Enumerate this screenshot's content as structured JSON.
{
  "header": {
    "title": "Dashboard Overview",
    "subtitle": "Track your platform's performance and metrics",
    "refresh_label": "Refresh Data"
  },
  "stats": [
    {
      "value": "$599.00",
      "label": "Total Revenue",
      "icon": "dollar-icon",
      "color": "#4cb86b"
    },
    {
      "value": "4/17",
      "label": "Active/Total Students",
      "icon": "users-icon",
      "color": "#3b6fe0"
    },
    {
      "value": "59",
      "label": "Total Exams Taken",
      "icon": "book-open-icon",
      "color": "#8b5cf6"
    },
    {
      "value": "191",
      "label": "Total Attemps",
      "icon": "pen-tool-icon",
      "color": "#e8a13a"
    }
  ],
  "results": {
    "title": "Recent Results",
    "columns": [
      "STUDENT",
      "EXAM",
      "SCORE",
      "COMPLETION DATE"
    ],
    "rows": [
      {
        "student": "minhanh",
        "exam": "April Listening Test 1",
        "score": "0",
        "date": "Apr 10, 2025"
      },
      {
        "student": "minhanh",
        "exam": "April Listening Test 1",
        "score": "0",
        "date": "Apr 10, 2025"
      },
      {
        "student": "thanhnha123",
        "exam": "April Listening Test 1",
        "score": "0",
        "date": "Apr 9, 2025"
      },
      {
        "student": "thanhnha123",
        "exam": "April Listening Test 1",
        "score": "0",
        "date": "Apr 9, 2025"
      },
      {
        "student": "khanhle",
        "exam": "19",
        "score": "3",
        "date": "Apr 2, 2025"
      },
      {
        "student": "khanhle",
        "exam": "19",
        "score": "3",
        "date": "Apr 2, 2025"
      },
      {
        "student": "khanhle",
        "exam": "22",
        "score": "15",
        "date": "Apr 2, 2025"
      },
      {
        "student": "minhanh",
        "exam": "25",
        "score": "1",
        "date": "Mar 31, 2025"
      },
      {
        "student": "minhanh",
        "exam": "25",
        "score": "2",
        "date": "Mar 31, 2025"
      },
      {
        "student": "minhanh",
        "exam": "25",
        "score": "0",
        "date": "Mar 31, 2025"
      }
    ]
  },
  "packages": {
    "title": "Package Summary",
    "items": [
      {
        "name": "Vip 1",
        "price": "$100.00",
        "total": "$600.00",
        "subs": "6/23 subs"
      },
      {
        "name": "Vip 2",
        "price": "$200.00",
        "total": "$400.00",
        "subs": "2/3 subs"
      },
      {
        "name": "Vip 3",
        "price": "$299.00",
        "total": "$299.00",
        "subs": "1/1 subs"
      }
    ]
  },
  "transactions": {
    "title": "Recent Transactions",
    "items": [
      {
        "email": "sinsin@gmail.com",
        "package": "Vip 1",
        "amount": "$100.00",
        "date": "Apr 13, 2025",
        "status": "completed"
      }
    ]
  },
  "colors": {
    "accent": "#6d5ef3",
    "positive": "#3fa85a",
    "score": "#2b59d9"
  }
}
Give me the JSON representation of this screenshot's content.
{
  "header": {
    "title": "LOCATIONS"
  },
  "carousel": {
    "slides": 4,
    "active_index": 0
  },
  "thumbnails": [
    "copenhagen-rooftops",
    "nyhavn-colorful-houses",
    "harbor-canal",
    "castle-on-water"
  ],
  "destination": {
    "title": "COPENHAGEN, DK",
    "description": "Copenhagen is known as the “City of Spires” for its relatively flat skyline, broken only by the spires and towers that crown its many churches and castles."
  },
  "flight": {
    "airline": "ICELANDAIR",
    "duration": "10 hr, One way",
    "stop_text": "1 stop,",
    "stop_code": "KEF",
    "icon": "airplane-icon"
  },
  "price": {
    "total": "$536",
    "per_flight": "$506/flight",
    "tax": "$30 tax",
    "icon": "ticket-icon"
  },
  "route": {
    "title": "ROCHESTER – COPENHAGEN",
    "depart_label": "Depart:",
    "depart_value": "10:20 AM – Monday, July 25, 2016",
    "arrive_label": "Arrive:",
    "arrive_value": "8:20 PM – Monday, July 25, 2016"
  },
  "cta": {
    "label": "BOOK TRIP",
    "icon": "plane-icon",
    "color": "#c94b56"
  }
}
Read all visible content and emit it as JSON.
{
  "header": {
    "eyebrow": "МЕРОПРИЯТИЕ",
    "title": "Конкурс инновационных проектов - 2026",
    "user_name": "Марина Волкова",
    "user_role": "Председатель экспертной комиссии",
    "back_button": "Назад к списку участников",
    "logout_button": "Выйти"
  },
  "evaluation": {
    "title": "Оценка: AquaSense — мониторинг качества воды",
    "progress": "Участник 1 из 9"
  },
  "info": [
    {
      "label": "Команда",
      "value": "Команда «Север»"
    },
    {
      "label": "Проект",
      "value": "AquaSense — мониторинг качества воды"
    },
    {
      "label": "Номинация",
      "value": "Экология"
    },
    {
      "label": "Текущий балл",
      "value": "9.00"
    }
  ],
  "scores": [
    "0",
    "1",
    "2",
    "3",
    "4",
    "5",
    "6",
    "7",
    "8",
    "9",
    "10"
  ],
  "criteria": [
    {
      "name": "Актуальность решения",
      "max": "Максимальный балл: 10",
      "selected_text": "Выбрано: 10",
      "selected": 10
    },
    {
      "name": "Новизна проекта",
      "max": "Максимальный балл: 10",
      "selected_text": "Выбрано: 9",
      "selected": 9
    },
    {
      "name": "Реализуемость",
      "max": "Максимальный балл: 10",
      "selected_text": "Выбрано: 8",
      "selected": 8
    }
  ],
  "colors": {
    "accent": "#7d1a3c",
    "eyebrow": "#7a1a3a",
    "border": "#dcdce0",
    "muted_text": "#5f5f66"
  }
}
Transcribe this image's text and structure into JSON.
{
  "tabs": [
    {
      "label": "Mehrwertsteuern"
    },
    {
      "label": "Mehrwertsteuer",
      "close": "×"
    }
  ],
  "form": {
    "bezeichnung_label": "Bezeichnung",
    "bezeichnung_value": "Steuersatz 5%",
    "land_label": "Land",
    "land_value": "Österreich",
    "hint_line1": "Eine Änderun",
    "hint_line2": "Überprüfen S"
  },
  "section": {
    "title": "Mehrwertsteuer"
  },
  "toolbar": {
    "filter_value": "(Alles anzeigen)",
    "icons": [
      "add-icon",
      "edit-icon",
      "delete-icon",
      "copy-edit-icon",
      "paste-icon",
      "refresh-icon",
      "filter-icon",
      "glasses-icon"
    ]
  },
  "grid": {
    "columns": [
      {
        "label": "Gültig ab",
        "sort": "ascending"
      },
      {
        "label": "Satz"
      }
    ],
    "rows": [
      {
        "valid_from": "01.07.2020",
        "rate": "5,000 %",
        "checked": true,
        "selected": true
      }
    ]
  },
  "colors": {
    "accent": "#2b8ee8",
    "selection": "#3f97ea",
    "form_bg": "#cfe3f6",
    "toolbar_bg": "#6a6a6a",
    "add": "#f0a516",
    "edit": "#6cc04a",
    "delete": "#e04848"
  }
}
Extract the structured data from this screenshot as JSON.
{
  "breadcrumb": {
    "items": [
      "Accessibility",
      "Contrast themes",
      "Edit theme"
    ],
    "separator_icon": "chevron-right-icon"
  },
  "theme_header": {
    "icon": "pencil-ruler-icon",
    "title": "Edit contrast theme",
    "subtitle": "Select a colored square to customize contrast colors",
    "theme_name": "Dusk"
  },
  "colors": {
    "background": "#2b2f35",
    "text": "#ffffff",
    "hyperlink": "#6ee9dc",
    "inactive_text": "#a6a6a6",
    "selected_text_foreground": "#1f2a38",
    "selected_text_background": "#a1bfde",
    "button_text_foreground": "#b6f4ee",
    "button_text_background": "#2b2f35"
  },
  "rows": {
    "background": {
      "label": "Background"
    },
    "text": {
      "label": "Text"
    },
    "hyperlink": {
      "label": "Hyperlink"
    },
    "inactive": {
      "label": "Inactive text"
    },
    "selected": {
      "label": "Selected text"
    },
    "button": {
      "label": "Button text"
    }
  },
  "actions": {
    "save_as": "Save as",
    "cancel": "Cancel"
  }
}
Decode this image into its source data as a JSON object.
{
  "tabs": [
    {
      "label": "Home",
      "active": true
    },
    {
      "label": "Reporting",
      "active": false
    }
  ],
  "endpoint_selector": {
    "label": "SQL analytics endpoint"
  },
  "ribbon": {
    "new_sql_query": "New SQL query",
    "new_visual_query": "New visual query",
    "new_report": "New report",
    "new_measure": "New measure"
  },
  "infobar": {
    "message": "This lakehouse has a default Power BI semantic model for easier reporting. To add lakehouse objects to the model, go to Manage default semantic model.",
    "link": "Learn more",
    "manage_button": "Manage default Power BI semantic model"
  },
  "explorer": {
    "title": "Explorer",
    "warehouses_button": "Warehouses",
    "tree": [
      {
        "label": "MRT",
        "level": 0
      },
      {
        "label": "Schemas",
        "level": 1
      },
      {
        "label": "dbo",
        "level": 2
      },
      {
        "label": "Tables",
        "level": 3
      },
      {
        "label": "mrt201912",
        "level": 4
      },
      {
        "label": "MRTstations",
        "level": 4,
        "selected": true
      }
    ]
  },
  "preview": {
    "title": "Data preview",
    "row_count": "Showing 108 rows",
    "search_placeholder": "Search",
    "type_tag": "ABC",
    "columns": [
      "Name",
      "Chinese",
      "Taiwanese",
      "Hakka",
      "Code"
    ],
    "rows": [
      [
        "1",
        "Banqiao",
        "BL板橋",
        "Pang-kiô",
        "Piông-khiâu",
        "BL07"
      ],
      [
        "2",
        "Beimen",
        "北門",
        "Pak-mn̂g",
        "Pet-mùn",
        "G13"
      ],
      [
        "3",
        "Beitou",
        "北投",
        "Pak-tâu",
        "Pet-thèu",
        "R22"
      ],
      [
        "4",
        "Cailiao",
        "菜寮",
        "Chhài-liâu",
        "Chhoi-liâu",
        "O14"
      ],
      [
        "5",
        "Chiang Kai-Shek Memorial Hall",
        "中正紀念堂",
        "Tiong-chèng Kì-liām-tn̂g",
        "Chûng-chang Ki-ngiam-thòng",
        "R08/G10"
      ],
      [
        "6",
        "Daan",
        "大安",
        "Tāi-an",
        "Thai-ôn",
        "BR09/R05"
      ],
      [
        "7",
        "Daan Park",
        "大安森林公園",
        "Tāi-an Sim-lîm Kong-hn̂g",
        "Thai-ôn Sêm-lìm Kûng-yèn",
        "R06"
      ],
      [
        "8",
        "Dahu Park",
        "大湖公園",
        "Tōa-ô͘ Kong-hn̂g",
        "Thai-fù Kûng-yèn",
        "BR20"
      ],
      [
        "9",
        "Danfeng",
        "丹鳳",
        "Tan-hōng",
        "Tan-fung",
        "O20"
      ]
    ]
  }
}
---*---
### GOAL OF THE EXERCISE
Looking back at the lines above, state how many contain the word "воды", and supply nothing besides the number.

### THE ANSWER
2